The exercise: Write every record out again exactly as given.

Source records

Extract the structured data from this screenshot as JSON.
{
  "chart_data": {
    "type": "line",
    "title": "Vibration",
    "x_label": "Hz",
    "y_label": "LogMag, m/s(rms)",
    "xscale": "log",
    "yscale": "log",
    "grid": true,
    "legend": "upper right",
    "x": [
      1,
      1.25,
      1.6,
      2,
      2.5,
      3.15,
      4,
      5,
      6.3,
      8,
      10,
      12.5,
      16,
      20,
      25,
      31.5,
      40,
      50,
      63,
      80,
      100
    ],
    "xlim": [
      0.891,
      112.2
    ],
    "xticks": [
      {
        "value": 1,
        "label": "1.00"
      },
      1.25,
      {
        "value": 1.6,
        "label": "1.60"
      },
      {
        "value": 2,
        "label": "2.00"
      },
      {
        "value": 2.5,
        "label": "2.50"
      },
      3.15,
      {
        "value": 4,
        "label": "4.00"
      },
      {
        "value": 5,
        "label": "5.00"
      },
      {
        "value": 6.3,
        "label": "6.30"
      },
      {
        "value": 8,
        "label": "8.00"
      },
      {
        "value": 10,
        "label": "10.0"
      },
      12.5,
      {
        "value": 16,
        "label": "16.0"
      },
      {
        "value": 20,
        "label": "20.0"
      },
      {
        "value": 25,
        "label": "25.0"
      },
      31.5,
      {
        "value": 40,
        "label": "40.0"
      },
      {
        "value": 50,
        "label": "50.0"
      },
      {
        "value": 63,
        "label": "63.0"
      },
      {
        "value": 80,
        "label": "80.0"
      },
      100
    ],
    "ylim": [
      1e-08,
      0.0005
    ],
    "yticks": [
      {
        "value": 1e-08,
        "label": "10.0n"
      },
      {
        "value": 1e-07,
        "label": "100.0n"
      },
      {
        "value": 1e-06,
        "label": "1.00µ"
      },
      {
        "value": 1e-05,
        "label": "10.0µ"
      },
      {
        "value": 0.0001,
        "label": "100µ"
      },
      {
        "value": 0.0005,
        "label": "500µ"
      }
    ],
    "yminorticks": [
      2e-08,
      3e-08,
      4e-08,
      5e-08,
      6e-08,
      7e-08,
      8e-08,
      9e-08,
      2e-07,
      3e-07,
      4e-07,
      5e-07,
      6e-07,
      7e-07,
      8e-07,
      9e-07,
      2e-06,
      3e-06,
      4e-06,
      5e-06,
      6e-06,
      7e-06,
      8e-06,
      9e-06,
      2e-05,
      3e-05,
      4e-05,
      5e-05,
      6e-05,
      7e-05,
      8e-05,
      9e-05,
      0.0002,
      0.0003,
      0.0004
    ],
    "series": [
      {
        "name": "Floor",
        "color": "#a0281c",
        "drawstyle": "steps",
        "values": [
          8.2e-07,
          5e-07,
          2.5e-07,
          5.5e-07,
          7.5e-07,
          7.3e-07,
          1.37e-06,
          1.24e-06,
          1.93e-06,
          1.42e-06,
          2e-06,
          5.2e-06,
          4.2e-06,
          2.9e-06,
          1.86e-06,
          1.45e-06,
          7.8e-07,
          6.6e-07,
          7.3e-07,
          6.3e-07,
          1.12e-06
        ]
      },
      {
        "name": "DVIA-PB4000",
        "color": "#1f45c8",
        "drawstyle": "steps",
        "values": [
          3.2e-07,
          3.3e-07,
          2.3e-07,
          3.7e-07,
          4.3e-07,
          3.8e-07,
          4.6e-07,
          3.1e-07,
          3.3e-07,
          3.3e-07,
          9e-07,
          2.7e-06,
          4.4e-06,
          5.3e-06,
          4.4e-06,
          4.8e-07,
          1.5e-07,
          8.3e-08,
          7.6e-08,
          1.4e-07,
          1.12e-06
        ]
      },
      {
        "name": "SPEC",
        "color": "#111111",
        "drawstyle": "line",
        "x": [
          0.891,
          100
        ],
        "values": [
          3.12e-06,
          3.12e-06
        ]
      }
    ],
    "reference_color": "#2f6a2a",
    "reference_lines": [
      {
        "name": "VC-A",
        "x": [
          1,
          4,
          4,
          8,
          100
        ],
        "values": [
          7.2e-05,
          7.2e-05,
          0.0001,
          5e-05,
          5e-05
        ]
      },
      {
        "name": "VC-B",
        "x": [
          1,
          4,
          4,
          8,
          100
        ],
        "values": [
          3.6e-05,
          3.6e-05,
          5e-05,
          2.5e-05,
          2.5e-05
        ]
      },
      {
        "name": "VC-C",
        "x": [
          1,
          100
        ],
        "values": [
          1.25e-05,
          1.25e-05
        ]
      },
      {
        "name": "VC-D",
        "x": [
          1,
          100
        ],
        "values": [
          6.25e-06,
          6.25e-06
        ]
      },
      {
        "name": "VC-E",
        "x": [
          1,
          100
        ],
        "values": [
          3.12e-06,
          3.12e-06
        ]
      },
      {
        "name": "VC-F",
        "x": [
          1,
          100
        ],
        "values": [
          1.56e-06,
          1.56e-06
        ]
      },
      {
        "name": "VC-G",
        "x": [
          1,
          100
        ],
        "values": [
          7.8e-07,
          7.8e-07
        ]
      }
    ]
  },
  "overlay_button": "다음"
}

Solution to this task:
Extract the structured data from this screenshot as JSON.
{
  "chart_data": {
    "type": "line",
    "title": "Vibration",
    "x_label": "Hz",
    "y_label": "LogMag, m/s(rms)",
    "xscale": "log",
    "yscale": "log",
    "grid": true,
    "legend": "upper right",
    "x": [
      1,
      1.25,
      1.6,
      2,
      2.5,
      3.15,
      4,
      5,
      6.3,
      8,
      10,
      12.5,
      16,
      20,
      25,
      31.5,
      40,
      50,
      63,
      80,
      100
    ],
    "xlim": [
      0.891,
      112.2
    ],
    "xticks": [
      {
        "value": 1,
        "label": "1.00"
      },
      1.25,
      {
        "value": 1.6,
        "label": "1.60"
      },
      {
        "value": 2,
        "label": "2.00"
      },
      {
        "value": 2.5,
        "label": "2.50"
      },
      3.15,
      {
        "value": 4,
        "label": "4.00"
      },
      {
        "value": 5,
        "label": "5.00"
      },
      {
        "value": 6.3,
        "label": "6.30"
      },
      {
        "value": 8,
        "label": "8.00"
      },
      {
        "value": 10,
        "label": "10.0"
      },
      12.5,
      {
        "value": 16,
        "label": "16.0"
      },
      {
        "value": 20,
        "label": "20.0"
      },
      {
        "value": 25,
        "label": "25.0"
      },
      31.5,
      {
        "value": 40,
        "label": "40.0"
      },
      {
        "value": 50,
        "label": "50.0"
      },
      {
        "value": 63,
        "label": "63.0"
      },
      {
        "value": 80,
        "label": "80.0"
      },
      100
    ],
    "ylim": [
      1e-08,
      0.0005
    ],
    "yticks": [
      {
        "value": 1e-08,
        "label": "10.0n"
      },
      {
        "value": 1e-07,
        "label": "100.0n"
      },
      {
        "value": 1e-06,
        "label": "1.00µ"
      },
      {
        "value": 1e-05,
        "label": "10.0µ"
      },
      {
        "value": 0.0001,
        "label": "100µ"
      },
      {
        "value": 0.0005,
        "label": "500µ"
      }
    ],
    "yminorticks": [
      2e-08,
      3e-08,
      4e-08,
      5e-08,
      6e-08,
      7e-08,
      8e-08,
      9e-08,
      2e-07,
      3e-07,
      4e-07,
      5e-07,
      6e-07,
      7e-07,
      8e-07,
      9e-07,
      2e-06,
      3e-06,
      4e-06,
      5e-06,
      6e-06,
      7e-06,
      8e-06,
      9e-06,
      2e-05,
      3e-05,
      4e-05,
      5e-05,
      6e-05,
      7e-05,
      8e-05,
      9e-05,
      0.0002,
      0.0003,
      0.0004
    ],
    "series": [
      {
        "name": "Floor",
        "color": "#a0281c",
        "drawstyle": "steps",
        "values": [
          8.2e-07,
          5e-07,
          2.5e-07,
          5.5e-07,
          7.5e-07,
          7.3e-07,
          1.37e-06,
          1.24e-06,
          1.93e-06,
          1.42e-06,
          2e-06,
          5.2e-06,
          4.2e-06,
          2.9e-06,
          1.86e-06,
          1.45e-06,
          7.8e-07,
          6.6e-07,
          7.3e-07,
          6.3e-07,
          1.12e-06
        ]
      },
      {
        "name": "DVIA-PB4000",
        "color": "#1f45c8",
        "drawstyle": "steps",
        "values": [
          3.2e-07,
          3.3e-07,
          2.3e-07,
          3.7e-07,
          4.3e-07,
          3.8e-07,
          4.6e-07,
          3.1e-07,
          3.3e-07,
          3.3e-07,
          9e-07,
          2.7e-06,
          4.4e-06,
          5.3e-06,
          4.4e-06,
          4.8e-07,
          1.5e-07,
          8.3e-08,
          7.6e-08,
          1.4e-07,
          1.12e-06
        ]
      },
      {
        "name": "SPEC",
        "color": "#111111",
        "drawstyle": "line",
        "x": [
          0.891,
          100
        ],
        "values": [
          3.12e-06,
          3.12e-06
        ]
      }
    ],
    "reference_color": "#2f6a2a",
    "reference_lines": [
      {
        "name": "VC-A",
        "x": [
          1,
          4,
          4,
          8,
          100
        ],
        "values": [
          7.2e-05,
          7.2e-05,
          0.0001,
          5e-05,
          5e-05
        ]
      },
      {
        "name": "VC-B",
        "x": [
          1,
          4,
          4,
          8,
          100
        ],
        "values": [
          3.6e-05,
          3.6e-05,
          5e-05,
          2.5e-05,
          2.5e-05
        ]
      },
      {
        "name": "VC-C",
        "x": [
          1,
          100
        ],
        "values": [
          1.25e-05,
          1.25e-05
        ]
      },
      {
        "name": "VC-D",
        "x": [
          1,
          100
        ],
        "values": [
          6.25e-06,
          6.25e-06
        ]
      },
      {
        "name": "VC-E",
        "x": [
          1,
          100
        ],
        "values": [
          3.12e-06,
          3.12e-06
        ]
      },
      {
        "name": "VC-F",
        "x": [
          1,
          100
        ],
        "values": [
          1.56e-06,
          1.56e-06
        ]
      },
      {
        "name": "VC-G",
        "x": [
          1,
          100
        ],
        "values": [
          7.8e-07,
          7.8e-07
        ]
      }
    ]
  },
  "overlay_button": "다음"
}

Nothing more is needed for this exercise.